Go through the entries one line at a time, and gather every line that has the word "content".

◆ Extracted entries ◆
────────

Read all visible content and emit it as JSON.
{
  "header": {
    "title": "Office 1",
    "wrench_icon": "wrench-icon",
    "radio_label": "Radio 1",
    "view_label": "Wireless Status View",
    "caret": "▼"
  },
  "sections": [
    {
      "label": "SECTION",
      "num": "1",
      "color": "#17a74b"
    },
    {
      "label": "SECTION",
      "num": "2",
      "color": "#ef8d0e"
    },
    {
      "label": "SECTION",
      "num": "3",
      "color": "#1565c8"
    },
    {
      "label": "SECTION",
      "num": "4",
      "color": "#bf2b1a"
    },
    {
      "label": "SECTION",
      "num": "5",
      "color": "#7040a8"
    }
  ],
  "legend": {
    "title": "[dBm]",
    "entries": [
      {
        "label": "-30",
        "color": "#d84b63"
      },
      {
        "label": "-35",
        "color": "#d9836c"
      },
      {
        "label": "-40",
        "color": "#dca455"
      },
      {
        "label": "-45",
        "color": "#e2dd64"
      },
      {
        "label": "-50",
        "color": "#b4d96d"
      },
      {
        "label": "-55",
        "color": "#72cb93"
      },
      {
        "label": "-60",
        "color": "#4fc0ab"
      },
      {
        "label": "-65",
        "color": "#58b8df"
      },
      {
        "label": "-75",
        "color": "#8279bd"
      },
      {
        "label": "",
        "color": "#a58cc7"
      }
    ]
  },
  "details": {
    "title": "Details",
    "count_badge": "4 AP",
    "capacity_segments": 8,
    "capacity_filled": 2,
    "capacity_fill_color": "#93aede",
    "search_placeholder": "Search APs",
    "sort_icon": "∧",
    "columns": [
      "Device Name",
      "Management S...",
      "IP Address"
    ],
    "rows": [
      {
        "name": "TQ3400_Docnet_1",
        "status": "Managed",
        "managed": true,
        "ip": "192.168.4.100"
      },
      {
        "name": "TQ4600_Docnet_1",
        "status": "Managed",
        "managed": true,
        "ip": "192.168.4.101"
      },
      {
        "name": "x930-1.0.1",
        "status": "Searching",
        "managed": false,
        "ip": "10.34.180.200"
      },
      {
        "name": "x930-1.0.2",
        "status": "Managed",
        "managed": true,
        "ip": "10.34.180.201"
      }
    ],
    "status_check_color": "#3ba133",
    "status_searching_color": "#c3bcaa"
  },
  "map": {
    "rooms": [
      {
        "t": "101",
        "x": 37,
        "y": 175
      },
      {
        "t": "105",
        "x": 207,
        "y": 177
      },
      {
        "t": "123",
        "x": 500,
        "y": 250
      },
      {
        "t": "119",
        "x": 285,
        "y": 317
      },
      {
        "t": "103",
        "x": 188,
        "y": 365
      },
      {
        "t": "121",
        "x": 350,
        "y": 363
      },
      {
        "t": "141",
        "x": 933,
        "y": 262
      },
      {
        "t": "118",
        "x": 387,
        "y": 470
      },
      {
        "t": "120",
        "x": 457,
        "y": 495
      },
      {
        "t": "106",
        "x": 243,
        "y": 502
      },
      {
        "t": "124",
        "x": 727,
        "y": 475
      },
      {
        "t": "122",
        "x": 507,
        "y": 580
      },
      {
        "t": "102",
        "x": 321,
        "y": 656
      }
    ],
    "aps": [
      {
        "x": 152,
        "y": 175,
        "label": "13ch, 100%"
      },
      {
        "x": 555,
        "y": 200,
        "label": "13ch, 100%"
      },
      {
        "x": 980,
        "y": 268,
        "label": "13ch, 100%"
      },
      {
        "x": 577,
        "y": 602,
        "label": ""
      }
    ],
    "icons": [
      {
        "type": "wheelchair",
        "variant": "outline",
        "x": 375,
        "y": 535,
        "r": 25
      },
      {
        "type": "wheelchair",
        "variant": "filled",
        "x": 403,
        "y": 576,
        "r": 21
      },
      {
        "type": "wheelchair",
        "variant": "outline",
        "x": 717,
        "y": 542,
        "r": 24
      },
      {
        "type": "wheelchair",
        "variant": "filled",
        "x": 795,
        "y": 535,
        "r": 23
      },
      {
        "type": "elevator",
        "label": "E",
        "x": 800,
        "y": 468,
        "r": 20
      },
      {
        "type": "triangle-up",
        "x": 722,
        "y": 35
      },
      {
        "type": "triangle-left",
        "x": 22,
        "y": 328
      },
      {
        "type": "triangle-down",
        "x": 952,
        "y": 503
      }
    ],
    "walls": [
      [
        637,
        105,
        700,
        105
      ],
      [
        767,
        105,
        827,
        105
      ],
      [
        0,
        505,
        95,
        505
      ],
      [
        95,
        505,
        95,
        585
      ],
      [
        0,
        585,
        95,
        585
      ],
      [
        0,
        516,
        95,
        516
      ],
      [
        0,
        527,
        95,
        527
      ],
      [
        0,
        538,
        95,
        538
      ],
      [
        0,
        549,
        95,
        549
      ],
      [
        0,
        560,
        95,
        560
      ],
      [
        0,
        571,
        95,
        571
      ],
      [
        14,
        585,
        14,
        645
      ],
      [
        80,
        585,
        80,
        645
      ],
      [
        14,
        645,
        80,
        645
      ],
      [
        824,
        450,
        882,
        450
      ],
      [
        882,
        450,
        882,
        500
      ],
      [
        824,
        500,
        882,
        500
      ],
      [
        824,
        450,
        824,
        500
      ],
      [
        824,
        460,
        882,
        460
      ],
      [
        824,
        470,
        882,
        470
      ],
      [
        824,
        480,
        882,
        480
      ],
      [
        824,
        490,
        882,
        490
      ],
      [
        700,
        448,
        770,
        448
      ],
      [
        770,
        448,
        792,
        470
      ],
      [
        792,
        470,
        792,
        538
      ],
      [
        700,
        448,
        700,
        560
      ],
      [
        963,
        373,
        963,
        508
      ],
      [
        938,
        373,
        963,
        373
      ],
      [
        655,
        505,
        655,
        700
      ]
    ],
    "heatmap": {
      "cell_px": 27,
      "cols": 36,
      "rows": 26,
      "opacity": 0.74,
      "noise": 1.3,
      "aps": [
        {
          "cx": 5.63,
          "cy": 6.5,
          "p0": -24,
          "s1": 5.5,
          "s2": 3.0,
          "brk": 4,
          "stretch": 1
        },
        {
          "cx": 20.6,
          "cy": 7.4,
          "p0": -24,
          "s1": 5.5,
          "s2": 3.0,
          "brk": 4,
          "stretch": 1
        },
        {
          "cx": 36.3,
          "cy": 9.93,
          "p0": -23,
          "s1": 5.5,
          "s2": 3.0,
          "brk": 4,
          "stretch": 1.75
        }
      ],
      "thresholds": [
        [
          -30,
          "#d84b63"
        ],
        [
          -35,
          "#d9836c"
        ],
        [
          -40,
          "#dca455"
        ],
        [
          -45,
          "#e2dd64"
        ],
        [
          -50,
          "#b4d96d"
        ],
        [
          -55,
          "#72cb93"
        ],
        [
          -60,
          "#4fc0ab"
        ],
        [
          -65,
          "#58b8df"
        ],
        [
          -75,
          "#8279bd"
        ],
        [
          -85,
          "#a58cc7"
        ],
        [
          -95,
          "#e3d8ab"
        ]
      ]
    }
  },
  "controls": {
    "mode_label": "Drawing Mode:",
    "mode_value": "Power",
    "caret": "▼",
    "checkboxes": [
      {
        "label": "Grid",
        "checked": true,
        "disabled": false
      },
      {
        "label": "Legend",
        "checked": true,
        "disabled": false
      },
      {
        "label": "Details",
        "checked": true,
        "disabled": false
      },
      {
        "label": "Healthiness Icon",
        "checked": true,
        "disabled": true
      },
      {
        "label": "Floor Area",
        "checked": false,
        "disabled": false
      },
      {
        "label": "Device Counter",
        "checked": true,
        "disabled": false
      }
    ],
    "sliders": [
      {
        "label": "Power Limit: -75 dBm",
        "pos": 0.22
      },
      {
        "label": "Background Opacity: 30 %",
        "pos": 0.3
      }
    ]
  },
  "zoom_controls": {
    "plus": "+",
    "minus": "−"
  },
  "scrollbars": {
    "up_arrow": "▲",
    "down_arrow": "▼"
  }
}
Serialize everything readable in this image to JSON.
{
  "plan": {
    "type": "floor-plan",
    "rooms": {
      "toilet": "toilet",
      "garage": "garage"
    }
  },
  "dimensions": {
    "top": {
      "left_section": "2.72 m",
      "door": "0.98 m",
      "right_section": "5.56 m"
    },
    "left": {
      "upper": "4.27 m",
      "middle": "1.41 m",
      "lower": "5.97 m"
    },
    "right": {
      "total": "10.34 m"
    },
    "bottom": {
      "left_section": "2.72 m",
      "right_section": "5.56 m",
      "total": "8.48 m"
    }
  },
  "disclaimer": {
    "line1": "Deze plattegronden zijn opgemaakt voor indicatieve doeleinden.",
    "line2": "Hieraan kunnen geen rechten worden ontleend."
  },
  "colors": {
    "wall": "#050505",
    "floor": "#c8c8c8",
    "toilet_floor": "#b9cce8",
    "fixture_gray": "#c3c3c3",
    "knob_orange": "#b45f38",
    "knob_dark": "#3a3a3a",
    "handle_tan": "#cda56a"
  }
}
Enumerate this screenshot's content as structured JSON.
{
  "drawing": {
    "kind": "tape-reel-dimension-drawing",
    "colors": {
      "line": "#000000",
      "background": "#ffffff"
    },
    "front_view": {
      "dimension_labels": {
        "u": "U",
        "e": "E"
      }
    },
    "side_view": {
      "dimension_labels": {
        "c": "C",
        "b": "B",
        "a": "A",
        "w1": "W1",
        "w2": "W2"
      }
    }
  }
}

────────

◆ The reply ◆
Read all visible content and emit it as JSON.
Enumerate this screenshot's content as structured JSON.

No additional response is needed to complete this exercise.